* **Short task**: Pull out each line of the records holding the string "name".

* **Data rows**:
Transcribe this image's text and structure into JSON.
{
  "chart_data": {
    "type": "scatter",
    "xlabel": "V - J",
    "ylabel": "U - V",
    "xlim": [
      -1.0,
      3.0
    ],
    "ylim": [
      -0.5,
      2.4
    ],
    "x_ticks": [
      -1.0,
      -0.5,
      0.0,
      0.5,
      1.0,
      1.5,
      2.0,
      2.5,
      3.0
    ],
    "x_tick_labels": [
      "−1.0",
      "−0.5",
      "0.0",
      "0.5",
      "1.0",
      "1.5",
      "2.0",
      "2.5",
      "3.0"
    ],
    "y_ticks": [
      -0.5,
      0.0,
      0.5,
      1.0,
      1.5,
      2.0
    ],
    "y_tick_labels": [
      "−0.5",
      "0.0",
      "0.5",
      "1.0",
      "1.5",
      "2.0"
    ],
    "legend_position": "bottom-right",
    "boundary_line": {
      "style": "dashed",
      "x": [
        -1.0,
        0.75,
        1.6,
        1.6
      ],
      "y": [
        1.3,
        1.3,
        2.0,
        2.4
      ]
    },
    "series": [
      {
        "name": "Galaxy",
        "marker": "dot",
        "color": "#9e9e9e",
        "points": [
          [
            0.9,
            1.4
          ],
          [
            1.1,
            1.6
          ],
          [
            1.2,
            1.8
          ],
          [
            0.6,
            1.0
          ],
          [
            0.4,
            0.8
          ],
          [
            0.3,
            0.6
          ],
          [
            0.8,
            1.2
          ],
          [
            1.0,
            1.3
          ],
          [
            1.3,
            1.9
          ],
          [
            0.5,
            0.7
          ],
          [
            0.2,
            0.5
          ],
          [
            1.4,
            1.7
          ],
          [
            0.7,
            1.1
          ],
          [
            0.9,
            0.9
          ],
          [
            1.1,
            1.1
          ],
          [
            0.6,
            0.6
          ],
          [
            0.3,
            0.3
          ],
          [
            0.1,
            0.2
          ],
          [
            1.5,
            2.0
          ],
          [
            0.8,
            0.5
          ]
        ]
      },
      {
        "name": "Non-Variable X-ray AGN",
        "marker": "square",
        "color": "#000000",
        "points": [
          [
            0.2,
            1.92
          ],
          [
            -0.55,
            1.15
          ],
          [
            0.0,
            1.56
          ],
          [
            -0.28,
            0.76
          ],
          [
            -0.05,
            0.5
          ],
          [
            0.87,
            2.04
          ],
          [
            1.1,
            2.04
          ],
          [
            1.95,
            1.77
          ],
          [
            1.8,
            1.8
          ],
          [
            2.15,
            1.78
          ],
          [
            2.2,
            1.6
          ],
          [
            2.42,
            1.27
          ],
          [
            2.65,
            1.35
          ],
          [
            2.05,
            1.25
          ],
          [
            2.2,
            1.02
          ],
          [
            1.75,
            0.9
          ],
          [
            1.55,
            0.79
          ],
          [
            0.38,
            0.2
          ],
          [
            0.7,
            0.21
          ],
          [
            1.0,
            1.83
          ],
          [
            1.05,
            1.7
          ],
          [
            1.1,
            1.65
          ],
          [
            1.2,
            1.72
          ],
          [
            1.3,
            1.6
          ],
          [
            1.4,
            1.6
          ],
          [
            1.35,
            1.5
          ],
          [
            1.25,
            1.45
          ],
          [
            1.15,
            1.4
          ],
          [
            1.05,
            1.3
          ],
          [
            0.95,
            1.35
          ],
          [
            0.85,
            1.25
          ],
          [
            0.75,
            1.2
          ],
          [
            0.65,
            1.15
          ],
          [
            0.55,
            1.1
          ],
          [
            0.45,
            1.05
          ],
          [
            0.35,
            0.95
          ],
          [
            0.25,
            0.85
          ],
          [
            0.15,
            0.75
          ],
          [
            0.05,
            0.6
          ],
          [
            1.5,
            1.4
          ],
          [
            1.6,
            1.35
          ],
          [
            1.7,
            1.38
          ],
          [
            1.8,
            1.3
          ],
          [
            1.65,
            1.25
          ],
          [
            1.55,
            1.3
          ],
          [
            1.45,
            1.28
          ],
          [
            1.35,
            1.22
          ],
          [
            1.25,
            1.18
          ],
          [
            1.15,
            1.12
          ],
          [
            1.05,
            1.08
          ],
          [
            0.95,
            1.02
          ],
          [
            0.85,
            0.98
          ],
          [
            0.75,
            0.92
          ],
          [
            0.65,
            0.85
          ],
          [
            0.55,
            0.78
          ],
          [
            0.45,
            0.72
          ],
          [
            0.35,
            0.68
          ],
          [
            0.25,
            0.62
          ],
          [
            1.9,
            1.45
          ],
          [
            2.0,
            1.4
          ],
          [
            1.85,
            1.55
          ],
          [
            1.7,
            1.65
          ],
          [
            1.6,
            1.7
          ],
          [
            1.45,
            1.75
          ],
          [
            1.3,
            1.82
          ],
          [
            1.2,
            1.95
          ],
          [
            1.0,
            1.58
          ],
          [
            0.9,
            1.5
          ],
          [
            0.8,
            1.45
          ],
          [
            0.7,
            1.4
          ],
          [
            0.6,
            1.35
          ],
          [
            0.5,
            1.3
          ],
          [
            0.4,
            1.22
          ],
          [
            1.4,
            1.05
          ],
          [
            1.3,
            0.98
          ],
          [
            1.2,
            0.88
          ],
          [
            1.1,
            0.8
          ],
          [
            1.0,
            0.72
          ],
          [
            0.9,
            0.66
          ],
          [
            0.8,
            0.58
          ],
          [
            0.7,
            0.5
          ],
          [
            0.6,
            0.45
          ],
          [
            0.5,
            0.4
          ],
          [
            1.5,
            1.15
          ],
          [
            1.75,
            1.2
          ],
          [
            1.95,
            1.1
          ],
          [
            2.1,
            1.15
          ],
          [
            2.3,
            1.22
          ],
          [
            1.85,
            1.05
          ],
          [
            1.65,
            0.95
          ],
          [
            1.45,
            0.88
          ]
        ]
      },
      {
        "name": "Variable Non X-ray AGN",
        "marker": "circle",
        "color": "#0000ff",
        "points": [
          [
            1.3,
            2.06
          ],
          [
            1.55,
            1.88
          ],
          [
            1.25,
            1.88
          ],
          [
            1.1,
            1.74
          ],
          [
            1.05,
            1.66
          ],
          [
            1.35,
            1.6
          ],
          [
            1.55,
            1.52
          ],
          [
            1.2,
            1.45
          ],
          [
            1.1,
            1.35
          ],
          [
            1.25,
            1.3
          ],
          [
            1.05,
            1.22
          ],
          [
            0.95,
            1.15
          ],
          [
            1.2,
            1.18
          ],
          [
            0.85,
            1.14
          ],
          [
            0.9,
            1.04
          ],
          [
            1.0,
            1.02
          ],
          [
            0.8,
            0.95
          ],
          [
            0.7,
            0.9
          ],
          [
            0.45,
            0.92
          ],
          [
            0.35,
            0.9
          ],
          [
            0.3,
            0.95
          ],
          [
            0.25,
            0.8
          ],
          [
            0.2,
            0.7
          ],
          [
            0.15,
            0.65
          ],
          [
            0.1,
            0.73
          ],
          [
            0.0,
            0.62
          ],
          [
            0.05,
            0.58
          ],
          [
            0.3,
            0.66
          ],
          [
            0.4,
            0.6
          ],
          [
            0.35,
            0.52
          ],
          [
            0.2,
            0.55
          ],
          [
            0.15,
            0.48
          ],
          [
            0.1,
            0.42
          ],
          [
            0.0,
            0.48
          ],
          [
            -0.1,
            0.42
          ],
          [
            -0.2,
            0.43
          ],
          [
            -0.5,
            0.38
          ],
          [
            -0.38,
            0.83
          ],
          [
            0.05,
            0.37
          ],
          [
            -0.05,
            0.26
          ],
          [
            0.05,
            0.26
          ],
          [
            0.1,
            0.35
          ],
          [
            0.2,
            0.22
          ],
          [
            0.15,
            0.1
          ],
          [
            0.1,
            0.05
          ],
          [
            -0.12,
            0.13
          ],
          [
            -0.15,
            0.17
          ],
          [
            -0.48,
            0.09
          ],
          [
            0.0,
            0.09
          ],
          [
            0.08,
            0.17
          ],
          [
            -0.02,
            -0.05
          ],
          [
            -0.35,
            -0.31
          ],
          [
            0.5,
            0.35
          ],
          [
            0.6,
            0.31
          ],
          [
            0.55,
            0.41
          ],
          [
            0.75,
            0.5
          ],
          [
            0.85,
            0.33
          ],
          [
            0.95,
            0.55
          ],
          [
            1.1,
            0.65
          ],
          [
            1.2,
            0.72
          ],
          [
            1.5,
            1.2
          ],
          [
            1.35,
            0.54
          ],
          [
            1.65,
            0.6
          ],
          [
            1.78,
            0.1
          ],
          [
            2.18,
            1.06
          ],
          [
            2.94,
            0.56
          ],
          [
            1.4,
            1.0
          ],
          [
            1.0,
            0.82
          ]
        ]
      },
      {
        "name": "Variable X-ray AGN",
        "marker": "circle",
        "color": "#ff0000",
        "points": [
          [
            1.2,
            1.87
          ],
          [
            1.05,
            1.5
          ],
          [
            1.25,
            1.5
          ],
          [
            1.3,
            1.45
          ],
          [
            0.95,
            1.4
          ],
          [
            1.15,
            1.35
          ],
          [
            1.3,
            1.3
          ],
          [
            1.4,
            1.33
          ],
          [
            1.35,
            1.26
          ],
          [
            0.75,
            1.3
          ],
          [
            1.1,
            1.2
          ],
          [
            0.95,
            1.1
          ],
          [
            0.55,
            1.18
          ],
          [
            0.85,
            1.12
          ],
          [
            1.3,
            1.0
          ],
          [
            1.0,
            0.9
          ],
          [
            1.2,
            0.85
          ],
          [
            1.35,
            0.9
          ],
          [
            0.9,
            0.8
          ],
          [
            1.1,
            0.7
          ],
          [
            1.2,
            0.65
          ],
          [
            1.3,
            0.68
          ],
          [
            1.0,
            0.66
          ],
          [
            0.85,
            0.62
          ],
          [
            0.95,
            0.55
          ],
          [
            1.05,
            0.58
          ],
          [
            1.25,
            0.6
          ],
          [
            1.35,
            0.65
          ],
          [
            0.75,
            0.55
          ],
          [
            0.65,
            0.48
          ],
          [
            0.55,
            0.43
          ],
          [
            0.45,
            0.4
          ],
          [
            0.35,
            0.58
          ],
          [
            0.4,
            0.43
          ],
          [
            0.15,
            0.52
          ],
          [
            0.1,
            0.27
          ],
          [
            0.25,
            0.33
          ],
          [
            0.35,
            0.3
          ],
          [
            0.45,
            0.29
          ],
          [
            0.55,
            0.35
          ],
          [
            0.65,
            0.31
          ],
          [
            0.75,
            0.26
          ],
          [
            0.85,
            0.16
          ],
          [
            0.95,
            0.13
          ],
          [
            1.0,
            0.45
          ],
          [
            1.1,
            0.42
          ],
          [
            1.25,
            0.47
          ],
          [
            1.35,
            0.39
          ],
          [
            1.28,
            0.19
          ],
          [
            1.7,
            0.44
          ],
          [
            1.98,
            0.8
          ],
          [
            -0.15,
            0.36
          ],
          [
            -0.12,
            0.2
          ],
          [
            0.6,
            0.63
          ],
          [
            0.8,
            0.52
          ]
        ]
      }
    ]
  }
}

* **Result of this task**:
        "name": "Galaxy",
        "name": "Non-Variable X-ray AGN",
        "name": "Variable Non X-ray AGN",
        "name": "Variable X-ray AGN",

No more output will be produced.